▸ **Exercise instructions**: List each line of the data that holds the word "编制依据".

===== Listed records

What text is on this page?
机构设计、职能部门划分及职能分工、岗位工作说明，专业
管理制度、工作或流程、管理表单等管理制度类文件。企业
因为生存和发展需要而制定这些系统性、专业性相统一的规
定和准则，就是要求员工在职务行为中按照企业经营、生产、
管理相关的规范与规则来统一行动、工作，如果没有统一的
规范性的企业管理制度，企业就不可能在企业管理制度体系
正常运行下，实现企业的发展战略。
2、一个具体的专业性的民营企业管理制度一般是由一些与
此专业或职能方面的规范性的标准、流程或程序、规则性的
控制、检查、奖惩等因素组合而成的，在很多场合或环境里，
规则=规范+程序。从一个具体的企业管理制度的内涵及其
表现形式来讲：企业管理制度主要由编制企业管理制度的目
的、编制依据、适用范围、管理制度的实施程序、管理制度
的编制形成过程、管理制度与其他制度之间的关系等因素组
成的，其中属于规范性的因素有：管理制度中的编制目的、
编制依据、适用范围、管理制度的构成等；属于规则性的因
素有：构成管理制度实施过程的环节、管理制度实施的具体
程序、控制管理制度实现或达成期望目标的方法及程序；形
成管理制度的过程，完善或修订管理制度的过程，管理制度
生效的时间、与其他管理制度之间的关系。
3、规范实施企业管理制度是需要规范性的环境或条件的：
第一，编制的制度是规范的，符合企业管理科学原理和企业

==========

▸ **Full output**:
的、编制依据、适用范围、管理制度的实施程序、管理制度
编制依据、适用范围、管理制度的构成等；属于规则性的因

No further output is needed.